##### Study text #####

Throughout the 6 month process of separation and divorce, I found out that my husband was not the man he had claimed to be. I started to realize that I was not the only one struggling. He was addicted to pornography, among other things. I tried so hard to stay afloat throughout this time but I began to drown in the form of an eating disorder and severe anxiety. 
I felt so worthless. So used. So unloved. 
The trauma I experienced while learning about that betrayal is something I'm still healing from.
But I don't point that out to tell you how awful he is. Because the thing is, my ex-husband is not a monster. We don’t always get along and he certainly makes some poor choices when it comes to his treatment of myself and our children but he isn’t a monster. He is an addict that struggles with knowing how to treat the people he loves most. He pushes us away in fear of us rejecting him. Does that lessen my pain? No. But it helps me to understand that I was not the problem. I could not have been prettier, smarter, or more subservient. This battle wasn’t mine to win or lose. It was, and is, his battle to fight and he chose to fight it without me by his side.
I’ve endured a lot since my divorce 4 ½ years ago. I figured that the longer we were divorced, the easier things would get. And I guess, in some ways, that is true. But I still find that divorce affects myself and our children on a daily basis. I have endured some pretty awful fights, DCS reports, a difficult court trial, among the daily struggles that come when trying to co-parent with a person who has a hard time with communication. I struggle to help my children as they both deal with the trauma this has caused in their lives, resulting in general anxiety and separation anxiety. 
I was forced to find myself when my husband abandoned me. That event, although extremely traumatic for me, has shaped me into a person that I very much like. I did not curl up in a corner and die --- I fought for myself and my children. I graduated from Arizona State University with a bachelor’s degree last summer. I am working two jobs to provide for my children. I got certified as a foster parent and was the mother of a sweet and sassy toddler for five months last year and last week, I was asked to take in a two-day-old baby boy and have been killin’ it in the motherhood department. My children are healthy and loved.
I still struggle with loneliness, especially when my kids go to their dad’s house but I know that my worth is not dependent on others. I will still live a beautiful life, even if I never remarry. I will continue to persevere when life slaps me in the face because I know for a fact that I can do hard things.
As the 5th anniversary of that traumatic August day creeps up on me, I wanted to share this letter I wrote a few months ago. I ended up winning that contest and was gifted a beautiful piece of jewelry that I wear often to remind myself how brave I am.

It's amazing to me how telling my story is healing, each and every time. This definitely doesn't contain it all and there are parts that will always be too personal but I am grateful that I can look back and remember the bad parts AND the good parts.

You guys, there was so much good. For years, the bad seemed to negate the good but I'm learning to validate those good times too.

They were real. They are real. 

It is still a rollercoaster. I think it always will be. But this is the hand I was dealt. This is a huge part of my journey. And telling my story is not to relive the past and open old wounds---it is a reminder of where I've been and where I am now.

I am grateful for the pain that has dissipated as the years have passed. 

And I am so incredibly grateful for the life I am currently living.

##### Source material #####

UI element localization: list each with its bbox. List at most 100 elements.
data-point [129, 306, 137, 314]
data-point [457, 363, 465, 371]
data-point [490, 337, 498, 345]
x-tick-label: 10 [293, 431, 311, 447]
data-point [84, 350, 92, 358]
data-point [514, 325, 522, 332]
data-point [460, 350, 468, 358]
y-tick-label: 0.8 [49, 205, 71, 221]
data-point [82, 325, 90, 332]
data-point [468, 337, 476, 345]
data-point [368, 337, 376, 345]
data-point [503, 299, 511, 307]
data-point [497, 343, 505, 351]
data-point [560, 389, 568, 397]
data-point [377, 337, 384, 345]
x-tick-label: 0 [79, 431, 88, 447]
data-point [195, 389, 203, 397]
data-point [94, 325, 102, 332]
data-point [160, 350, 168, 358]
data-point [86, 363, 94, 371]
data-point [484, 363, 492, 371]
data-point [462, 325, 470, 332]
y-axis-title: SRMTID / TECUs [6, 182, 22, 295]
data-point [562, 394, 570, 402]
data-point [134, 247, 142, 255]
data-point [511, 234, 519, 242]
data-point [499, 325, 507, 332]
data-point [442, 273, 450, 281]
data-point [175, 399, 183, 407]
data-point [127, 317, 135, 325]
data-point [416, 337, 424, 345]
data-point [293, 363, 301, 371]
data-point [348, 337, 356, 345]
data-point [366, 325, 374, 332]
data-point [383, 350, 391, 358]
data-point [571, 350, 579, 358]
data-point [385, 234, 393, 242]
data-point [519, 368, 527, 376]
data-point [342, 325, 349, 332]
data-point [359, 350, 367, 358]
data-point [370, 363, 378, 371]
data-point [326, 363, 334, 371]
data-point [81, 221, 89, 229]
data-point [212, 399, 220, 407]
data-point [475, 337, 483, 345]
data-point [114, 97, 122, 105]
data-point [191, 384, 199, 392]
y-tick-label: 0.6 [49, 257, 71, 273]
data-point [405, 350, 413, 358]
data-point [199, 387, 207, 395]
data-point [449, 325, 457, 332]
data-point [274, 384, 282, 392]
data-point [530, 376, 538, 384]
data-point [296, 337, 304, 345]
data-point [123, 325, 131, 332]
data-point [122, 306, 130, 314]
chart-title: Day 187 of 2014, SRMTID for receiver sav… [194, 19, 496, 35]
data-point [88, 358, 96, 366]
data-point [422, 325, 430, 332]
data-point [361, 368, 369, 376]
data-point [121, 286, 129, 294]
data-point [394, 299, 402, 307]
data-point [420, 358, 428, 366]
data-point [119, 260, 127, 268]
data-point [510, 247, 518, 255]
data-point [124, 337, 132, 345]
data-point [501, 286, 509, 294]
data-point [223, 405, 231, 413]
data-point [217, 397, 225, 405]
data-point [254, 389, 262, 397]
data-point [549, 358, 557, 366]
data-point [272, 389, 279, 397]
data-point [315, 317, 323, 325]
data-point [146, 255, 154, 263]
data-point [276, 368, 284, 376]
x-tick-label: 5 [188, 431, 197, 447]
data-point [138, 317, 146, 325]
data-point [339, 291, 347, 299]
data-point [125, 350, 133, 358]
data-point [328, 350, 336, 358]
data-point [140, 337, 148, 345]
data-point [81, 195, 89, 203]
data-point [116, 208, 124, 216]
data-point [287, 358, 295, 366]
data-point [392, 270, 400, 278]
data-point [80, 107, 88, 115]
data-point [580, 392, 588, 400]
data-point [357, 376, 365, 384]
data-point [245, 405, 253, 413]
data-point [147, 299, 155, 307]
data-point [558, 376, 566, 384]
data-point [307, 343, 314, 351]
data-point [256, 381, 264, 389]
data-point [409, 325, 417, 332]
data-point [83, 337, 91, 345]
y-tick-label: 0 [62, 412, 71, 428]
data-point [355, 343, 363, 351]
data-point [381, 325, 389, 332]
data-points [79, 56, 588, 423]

#####

> What needs to be done
According to the divorce essay, which university did the writer graduate from last summer? Nothing in the listing is needed for this work.

> Reply
Arizona State University, with a bachelor's degree.